Your objective: Copy out the material below in full, but not its images.

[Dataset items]

▼▼▼

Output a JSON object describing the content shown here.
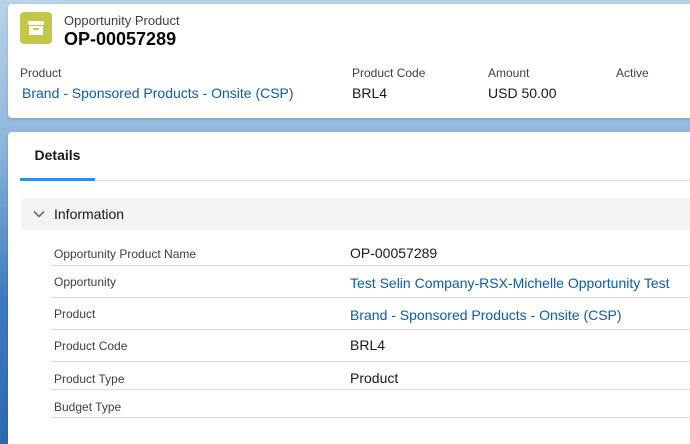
{
  "header": {
    "object_type": "Opportunity Product",
    "record_title": "OP-00057289",
    "icon": "archive-box-icon",
    "icon_color": "#c5c548",
    "fields": [
      {
        "label": "Product",
        "value": "Brand - Sponsored Products - Onsite (CSP)",
        "link": true
      },
      {
        "label": "Product Code",
        "value": "BRL4",
        "link": false
      },
      {
        "label": "Amount",
        "value": "USD 50.00",
        "link": false
      },
      {
        "label": "Active",
        "value": "",
        "link": false
      }
    ]
  },
  "tabs": [
    {
      "label": "Details",
      "active": true
    }
  ],
  "section": {
    "title": "Information",
    "expanded": true,
    "icon": "chevron-down-icon",
    "rows": [
      {
        "label": "Opportunity Product Name",
        "value": "OP-00057289",
        "link": false
      },
      {
        "label": "Opportunity",
        "value": "Test Selin Company-RSX-Michelle Opportunity Test",
        "link": true
      },
      {
        "label": "Product",
        "value": "Brand - Sponsored Products - Onsite (CSP)",
        "link": true
      },
      {
        "label": "Product Code",
        "value": "BRL4",
        "link": false
      },
      {
        "label": "Product Type",
        "value": "Product",
        "link": false
      },
      {
        "label": "Budget Type",
        "value": "",
        "link": false
      }
    ]
  },
  "colors": {
    "link": "#0b5cab",
    "tab_accent": "#1b96ff"
  }
}
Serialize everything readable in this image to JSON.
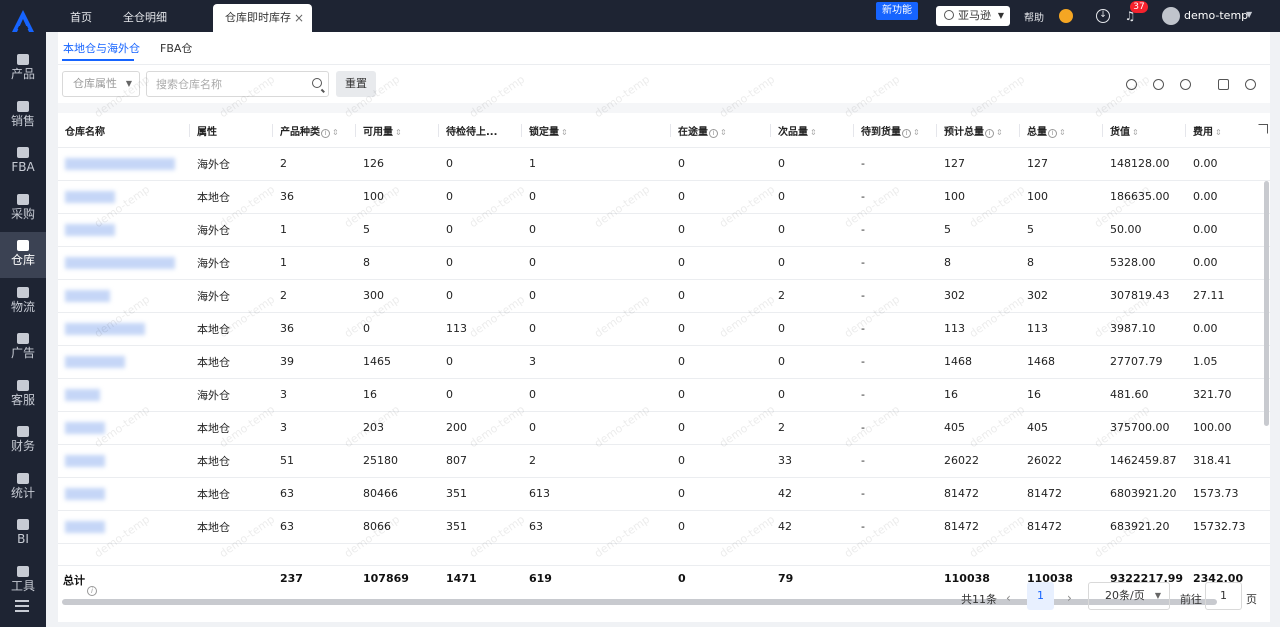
{
  "nav": [
    {
      "label": "产品",
      "icon": "product-icon"
    },
    {
      "label": "销售",
      "icon": "sales-icon"
    },
    {
      "label": "FBA",
      "icon": "fba-icon"
    },
    {
      "label": "采购",
      "icon": "purchase-icon"
    },
    {
      "label": "仓库",
      "icon": "warehouse-icon",
      "active": true
    },
    {
      "label": "物流",
      "icon": "logistics-icon"
    },
    {
      "label": "广告",
      "icon": "ad-icon"
    },
    {
      "label": "客服",
      "icon": "service-icon"
    },
    {
      "label": "财务",
      "icon": "finance-icon"
    },
    {
      "label": "统计",
      "icon": "stats-icon"
    },
    {
      "label": "BI",
      "icon": "bi-icon"
    },
    {
      "label": "工具",
      "icon": "tools-icon"
    }
  ],
  "tabs": {
    "home": "首页",
    "detail": "全仓明细",
    "current": "仓库即时库存",
    "close": "×"
  },
  "header": {
    "new_feature": "新功能",
    "store": "亚马逊",
    "help": "帮助",
    "notifications": "37",
    "username": "demo-temp"
  },
  "subtabs": {
    "local": "本地仓与海外仓",
    "fba": "FBA仓"
  },
  "filters": {
    "warehouse_attr": "仓库属性",
    "search_placeholder": "搜索仓库名称",
    "reset": "重置"
  },
  "table": {
    "columns": {
      "name": "仓库名称",
      "attr": "属性",
      "sku_types": "产品种类",
      "available": "可用量",
      "pending": "待检待上...",
      "locked": "锁定量",
      "transit": "在途量",
      "defective": "次品量",
      "awaiting": "待到货量",
      "expected": "预计总量",
      "total": "总量",
      "value": "货值",
      "fee": "费用"
    },
    "rows": [
      {
        "attr": "海外仓",
        "types": "2",
        "available": "126",
        "pending": "0",
        "locked": "1",
        "transit": "0",
        "defective": "0",
        "awaiting": "-",
        "expected": "127",
        "total": "127",
        "value": "148128.00",
        "fee": "0.00"
      },
      {
        "attr": "本地仓",
        "types": "36",
        "available": "100",
        "pending": "0",
        "locked": "0",
        "transit": "0",
        "defective": "0",
        "awaiting": "-",
        "expected": "100",
        "total": "100",
        "value": "186635.00",
        "fee": "0.00"
      },
      {
        "attr": "海外仓",
        "types": "1",
        "available": "5",
        "pending": "0",
        "locked": "0",
        "transit": "0",
        "defective": "0",
        "awaiting": "-",
        "expected": "5",
        "total": "5",
        "value": "50.00",
        "fee": "0.00"
      },
      {
        "attr": "海外仓",
        "types": "1",
        "available": "8",
        "pending": "0",
        "locked": "0",
        "transit": "0",
        "defective": "0",
        "awaiting": "-",
        "expected": "8",
        "total": "8",
        "value": "5328.00",
        "fee": "0.00"
      },
      {
        "attr": "海外仓",
        "types": "2",
        "available": "300",
        "pending": "0",
        "locked": "0",
        "transit": "0",
        "defective": "2",
        "awaiting": "-",
        "expected": "302",
        "total": "302",
        "value": "307819.43",
        "fee": "27.11"
      },
      {
        "attr": "本地仓",
        "types": "36",
        "available": "0",
        "pending": "113",
        "locked": "0",
        "transit": "0",
        "defective": "0",
        "awaiting": "-",
        "expected": "113",
        "total": "113",
        "value": "3987.10",
        "fee": "0.00"
      },
      {
        "attr": "本地仓",
        "types": "39",
        "available": "1465",
        "pending": "0",
        "locked": "3",
        "transit": "0",
        "defective": "0",
        "awaiting": "-",
        "expected": "1468",
        "total": "1468",
        "value": "27707.79",
        "fee": "1.05"
      },
      {
        "attr": "海外仓",
        "types": "3",
        "available": "16",
        "pending": "0",
        "locked": "0",
        "transit": "0",
        "defective": "0",
        "awaiting": "-",
        "expected": "16",
        "total": "16",
        "value": "481.60",
        "fee": "321.70"
      },
      {
        "attr": "本地仓",
        "types": "3",
        "available": "203",
        "pending": "200",
        "locked": "0",
        "transit": "0",
        "defective": "2",
        "awaiting": "-",
        "expected": "405",
        "total": "405",
        "value": "375700.00",
        "fee": "100.00"
      },
      {
        "attr": "本地仓",
        "types": "51",
        "available": "25180",
        "pending": "807",
        "locked": "2",
        "transit": "0",
        "defective": "33",
        "awaiting": "-",
        "expected": "26022",
        "total": "26022",
        "value": "1462459.87",
        "fee": "318.41"
      },
      {
        "attr": "本地仓",
        "types": "63",
        "available": "80466",
        "pending": "351",
        "locked": "613",
        "transit": "0",
        "defective": "42",
        "awaiting": "-",
        "expected": "81472",
        "total": "81472",
        "value": "6803921.20",
        "fee": "1573.73"
      },
      {
        "attr": "本地仓",
        "types": "63",
        "available": "8066",
        "pending": "351",
        "locked": "63",
        "transit": "0",
        "defective": "42",
        "awaiting": "-",
        "expected": "81472",
        "total": "81472",
        "value": "683921.20",
        "fee": "15732.73"
      }
    ],
    "summary": {
      "label": "总计",
      "types": "237",
      "available": "107869",
      "pending": "1471",
      "locked": "619",
      "transit": "0",
      "defective": "79",
      "expected": "110038",
      "total": "110038",
      "value": "9322217.99",
      "fee": "2342.00"
    }
  },
  "pagination": {
    "total": "共11条",
    "current": "1",
    "size": "20条/页",
    "jump_label": "前往",
    "jump_value": "1",
    "jump_suffix": "页"
  },
  "watermark": "demo-temp"
}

▲▲▲

Finished exercise:
Output a JSON object describing the content shown here.
{
  "header": {
    "object_type": "Opportunity Product",
    "record_title": "OP-00057289",
    "icon": "archive-box-icon",
    "icon_color": "#c5c548",
    "fields": [
      {
        "label": "Product",
        "value": "Brand - Sponsored Products - Onsite (CSP)",
        "link": true
      },
      {
        "label": "Product Code",
        "value": "BRL4",
        "link": false
      },
      {
        "label": "Amount",
        "value": "USD 50.00",
        "link": false
      },
      {
        "label": "Active",
        "value": "",
        "link": false
      }
    ]
  },
  "tabs": [
    {
      "label": "Details",
      "active": true
    }
  ],
  "section": {
    "title": "Information",
    "expanded": true,
    "icon": "chevron-down-icon",
    "rows": [
      {
        "label": "Opportunity Product Name",
        "value": "OP-00057289",
        "link": false
      },
      {
        "label": "Opportunity",
        "value": "Test Selin Company-RSX-Michelle Opportunity Test",
        "link": true
      },
      {
        "label": "Product",
        "value": "Brand - Sponsored Products - Onsite (CSP)",
        "link": true
      },
      {
        "label": "Product Code",
        "value": "BRL4",
        "link": false
      },
      {
        "label": "Product Type",
        "value": "Product",
        "link": false
      },
      {
        "label": "Budget Type",
        "value": "",
        "link": false
      }
    ]
  },
  "colors": {
    "link": "#0b5cab",
    "tab_accent": "#1b96ff"
  }
}
Serialize everything readable in this image to JSON.
{
  "nav": [
    {
      "label": "产品",
      "icon": "product-icon"
    },
    {
      "label": "销售",
      "icon": "sales-icon"
    },
    {
      "label": "FBA",
      "icon": "fba-icon"
    },
    {
      "label": "采购",
      "icon": "purchase-icon"
    },
    {
      "label": "仓库",
      "icon": "warehouse-icon",
      "active": true
    },
    {
      "label": "物流",
      "icon": "logistics-icon"
    },
    {
      "label": "广告",
      "icon": "ad-icon"
    },
    {
      "label": "客服",
      "icon": "service-icon"
    },
    {
      "label": "财务",
      "icon": "finance-icon"
    },
    {
      "label": "统计",
      "icon": "stats-icon"
    },
    {
      "label": "BI",
      "icon": "bi-icon"
    },
    {
      "label": "工具",
      "icon": "tools-icon"
    }
  ],
  "tabs": {
    "home": "首页",
    "detail": "全仓明细",
    "current": "仓库即时库存",
    "close": "×"
  },
  "header": {
    "new_feature": "新功能",
    "store": "亚马逊",
    "help": "帮助",
    "notifications": "37",
    "username": "demo-temp"
  },
  "subtabs": {
    "local": "本地仓与海外仓",
    "fba": "FBA仓"
  },
  "filters": {
    "warehouse_attr": "仓库属性",
    "search_placeholder": "搜索仓库名称",
    "reset": "重置"
  },
  "table": {
    "columns": {
      "name": "仓库名称",
      "attr": "属性",
      "sku_types": "产品种类",
      "available": "可用量",
      "pending": "待检待上...",
      "locked": "锁定量",
      "transit": "在途量",
      "defective": "次品量",
      "awaiting": "待到货量",
      "expected": "预计总量",
      "total": "总量",
      "value": "货值",
      "fee": "费用"
    },
    "rows": [
      {
        "attr": "海外仓",
        "types": "2",
        "available": "126",
        "pending": "0",
        "locked": "1",
        "transit": "0",
        "defective": "0",
        "awaiting": "-",
        "expected": "127",
        "total": "127",
        "value": "148128.00",
        "fee": "0.00"
      },
      {
        "attr": "本地仓",
        "types": "36",
        "available": "100",
        "pending": "0",
        "locked": "0",
        "transit": "0",
        "defective": "0",
        "awaiting": "-",
        "expected": "100",
        "total": "100",
        "value": "186635.00",
        "fee": "0.00"
      },
      {
        "attr": "海外仓",
        "types": "1",
        "available": "5",
        "pending": "0",
        "locked": "0",
        "transit": "0",
        "defective": "0",
        "awaiting": "-",
        "expected": "5",
        "total": "5",
        "value": "50.00",
        "fee": "0.00"
      },
      {
        "attr": "海外仓",
        "types": "1",
        "available": "8",
        "pending": "0",
        "locked": "0",
        "transit": "0",
        "defective": "0",
        "awaiting": "-",
        "expected": "8",
        "total": "8",
        "value": "5328.00",
        "fee": "0.00"
      },
      {
        "attr": "海外仓",
        "types": "2",
        "available": "300",
        "pending": "0",
        "locked": "0",
        "transit": "0",
        "defective": "2",
        "awaiting": "-",
        "expected": "302",
        "total": "302",
        "value": "307819.43",
        "fee": "27.11"
      },
      {
        "attr": "本地仓",
        "types": "36",
        "available": "0",
        "pending": "113",
        "locked": "0",
        "transit": "0",
        "defective": "0",
        "awaiting": "-",
        "expected": "113",
        "total": "113",
        "value": "3987.10",
        "fee": "0.00"
      },
      {
        "attr": "本地仓",
        "types": "39",
        "available": "1465",
        "pending": "0",
        "locked": "3",
        "transit": "0",
        "defective": "0",
        "awaiting": "-",
        "expected": "1468",
        "total": "1468",
        "value": "27707.79",
        "fee": "1.05"
      },
      {
        "attr": "海外仓",
        "types": "3",
        "available": "16",
        "pending": "0",
        "locked": "0",
        "transit": "0",
        "defective": "0",
        "awaiting": "-",
        "expected": "16",
        "total": "16",
        "value": "481.60",
        "fee": "321.70"
      },
      {
        "attr": "本地仓",
        "types": "3",
        "available": "203",
        "pending": "200",
        "locked": "0",
        "transit": "0",
        "defective": "2",
        "awaiting": "-",
        "expected": "405",
        "total": "405",
        "value": "375700.00",
        "fee": "100.00"
      },
      {
        "attr": "本地仓",
        "types": "51",
        "available": "25180",
        "pending": "807",
        "locked": "2",
        "transit": "0",
        "defective": "33",
        "awaiting": "-",
        "expected": "26022",
        "total": "26022",
        "value": "1462459.87",
        "fee": "318.41"
      },
      {
        "attr": "本地仓",
        "types": "63",
        "available": "80466",
        "pending": "351",
        "locked": "613",
        "transit": "0",
        "defective": "42",
        "awaiting": "-",
        "expected": "81472",
        "total": "81472",
        "value": "6803921.20",
        "fee": "1573.73"
      },
      {
        "attr": "本地仓",
        "types": "63",
        "available": "8066",
        "pending": "351",
        "locked": "63",
        "transit": "0",
        "defective": "42",
        "awaiting": "-",
        "expected": "81472",
        "total": "81472",
        "value": "683921.20",
        "fee": "15732.73"
      }
    ],
    "summary": {
      "label": "总计",
      "types": "237",
      "available": "107869",
      "pending": "1471",
      "locked": "619",
      "transit": "0",
      "defective": "79",
      "expected": "110038",
      "total": "110038",
      "value": "9322217.99",
      "fee": "2342.00"
    }
  },
  "pagination": {
    "total": "共11条",
    "current": "1",
    "size": "20条/页",
    "jump_label": "前往",
    "jump_value": "1",
    "jump_suffix": "页"
  },
  "watermark": "demo-temp"
}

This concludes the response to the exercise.